## Work to be completed
Reproduce the material word for word, beginning with the line that contains "Give bounding boxes" and continuing through the line that contains "bar-segment-media [580, 457, 1043, 527]", with both of those lines included. Leave any pictures out of your answer.

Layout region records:
*****

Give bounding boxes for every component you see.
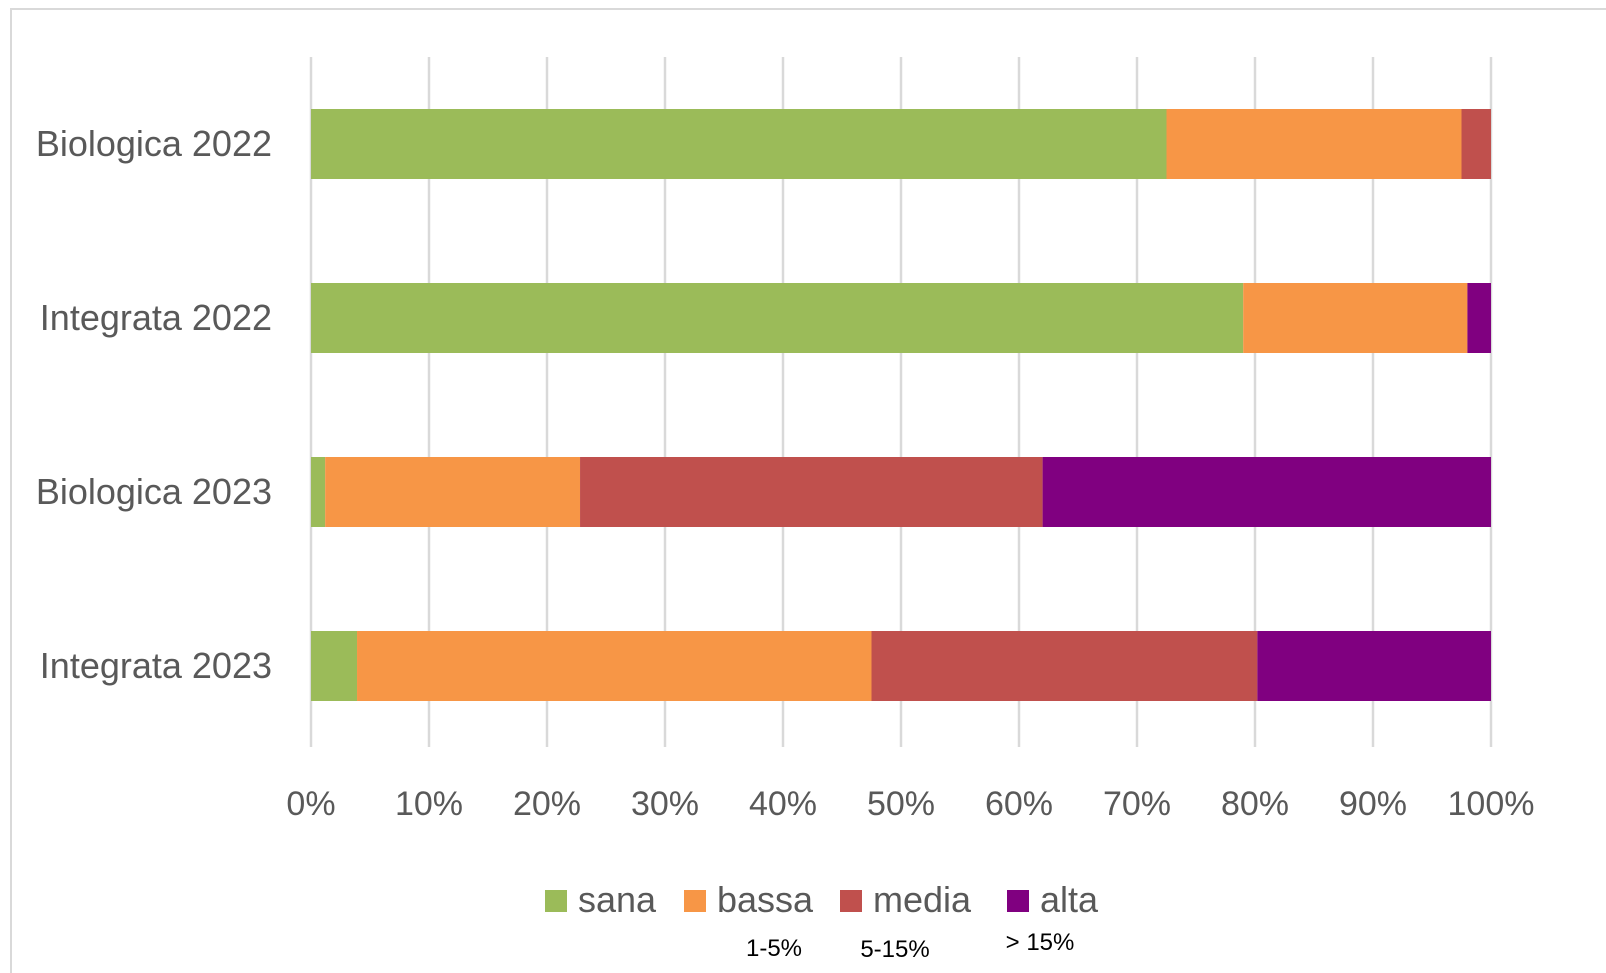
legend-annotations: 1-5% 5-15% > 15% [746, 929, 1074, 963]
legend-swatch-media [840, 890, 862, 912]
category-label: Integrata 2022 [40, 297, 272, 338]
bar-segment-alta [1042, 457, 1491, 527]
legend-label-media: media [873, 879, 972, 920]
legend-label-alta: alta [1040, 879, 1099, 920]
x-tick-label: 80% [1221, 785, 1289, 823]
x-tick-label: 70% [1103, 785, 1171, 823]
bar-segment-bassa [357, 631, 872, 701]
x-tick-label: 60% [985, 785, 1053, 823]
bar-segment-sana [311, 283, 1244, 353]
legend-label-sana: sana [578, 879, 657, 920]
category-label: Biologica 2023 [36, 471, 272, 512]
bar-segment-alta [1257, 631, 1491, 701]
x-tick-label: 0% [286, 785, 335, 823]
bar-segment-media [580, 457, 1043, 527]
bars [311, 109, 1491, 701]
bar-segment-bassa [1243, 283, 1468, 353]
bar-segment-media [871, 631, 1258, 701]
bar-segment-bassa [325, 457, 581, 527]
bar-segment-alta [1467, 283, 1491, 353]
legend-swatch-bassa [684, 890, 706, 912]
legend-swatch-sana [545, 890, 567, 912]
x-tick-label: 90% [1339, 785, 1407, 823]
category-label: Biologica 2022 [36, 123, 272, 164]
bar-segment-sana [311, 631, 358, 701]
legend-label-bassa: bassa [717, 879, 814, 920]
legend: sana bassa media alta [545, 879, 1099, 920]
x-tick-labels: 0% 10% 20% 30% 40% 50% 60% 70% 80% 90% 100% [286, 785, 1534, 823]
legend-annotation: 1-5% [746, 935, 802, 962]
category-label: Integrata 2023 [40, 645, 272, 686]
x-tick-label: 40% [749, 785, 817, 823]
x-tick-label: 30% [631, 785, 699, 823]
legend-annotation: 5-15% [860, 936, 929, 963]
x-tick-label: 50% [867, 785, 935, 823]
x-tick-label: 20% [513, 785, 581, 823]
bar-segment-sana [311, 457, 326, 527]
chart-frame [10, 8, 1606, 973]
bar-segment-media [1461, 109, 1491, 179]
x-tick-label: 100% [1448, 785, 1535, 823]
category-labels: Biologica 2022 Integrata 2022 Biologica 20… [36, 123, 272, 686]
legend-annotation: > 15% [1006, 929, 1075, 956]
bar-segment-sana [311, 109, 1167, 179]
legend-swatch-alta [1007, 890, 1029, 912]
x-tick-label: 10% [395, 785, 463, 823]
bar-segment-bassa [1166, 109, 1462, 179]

*****

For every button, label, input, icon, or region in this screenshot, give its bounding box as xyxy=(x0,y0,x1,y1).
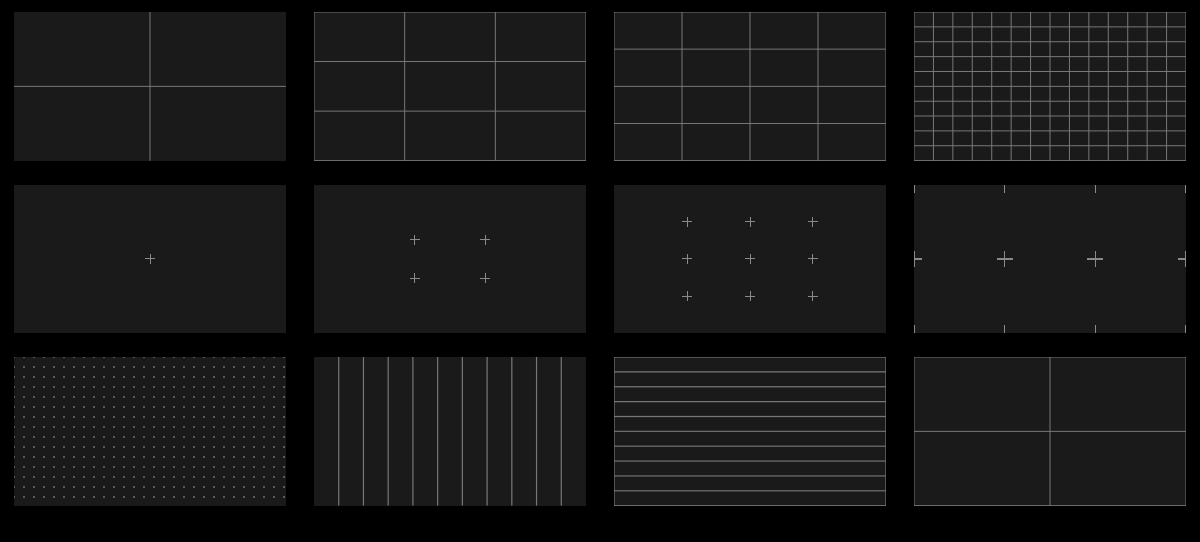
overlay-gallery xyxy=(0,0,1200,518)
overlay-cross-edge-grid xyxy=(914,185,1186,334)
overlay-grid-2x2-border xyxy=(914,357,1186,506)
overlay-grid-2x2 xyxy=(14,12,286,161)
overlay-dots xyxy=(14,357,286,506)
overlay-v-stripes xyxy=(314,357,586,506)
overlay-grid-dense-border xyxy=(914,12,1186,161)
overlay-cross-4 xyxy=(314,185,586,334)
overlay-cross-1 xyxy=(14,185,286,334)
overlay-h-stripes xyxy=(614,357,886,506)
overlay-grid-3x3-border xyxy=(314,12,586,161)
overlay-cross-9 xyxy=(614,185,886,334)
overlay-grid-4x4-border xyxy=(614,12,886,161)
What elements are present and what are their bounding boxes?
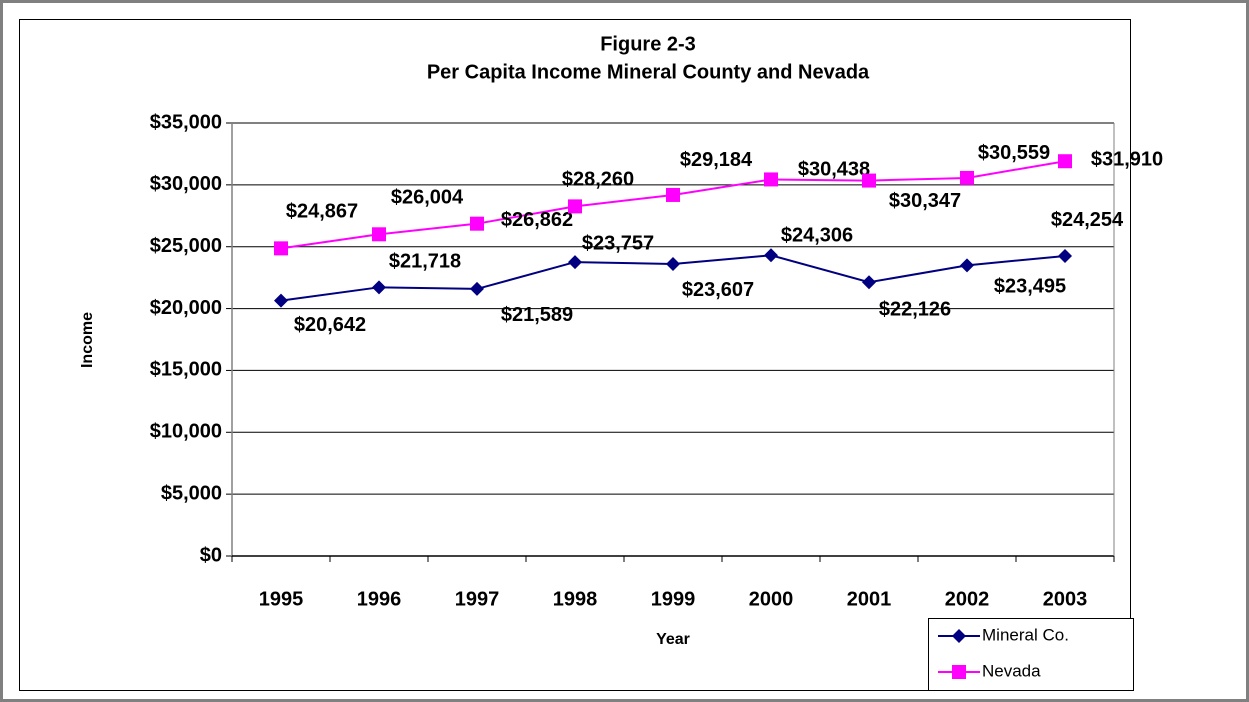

*****

## Complete answer
Give bounding boxes for every component you see.
legend-annotations: 1-5% 5-15% > 15% [746, 929, 1074, 963]
legend-swatch-media [840, 890, 862, 912]
category-label: Integrata 2022 [40, 297, 272, 338]
bar-segment-alta [1042, 457, 1491, 527]
legend-label-media: media [873, 879, 972, 920]
legend-label-alta: alta [1040, 879, 1099, 920]
x-tick-label: 80% [1221, 785, 1289, 823]
x-tick-label: 70% [1103, 785, 1171, 823]
bar-segment-bassa [357, 631, 872, 701]
x-tick-label: 60% [985, 785, 1053, 823]
bar-segment-sana [311, 283, 1244, 353]
legend-label-sana: sana [578, 879, 657, 920]
category-label: Biologica 2023 [36, 471, 272, 512]
bar-segment-alta [1257, 631, 1491, 701]
x-tick-label: 0% [286, 785, 335, 823]
bar-segment-media [580, 457, 1043, 527]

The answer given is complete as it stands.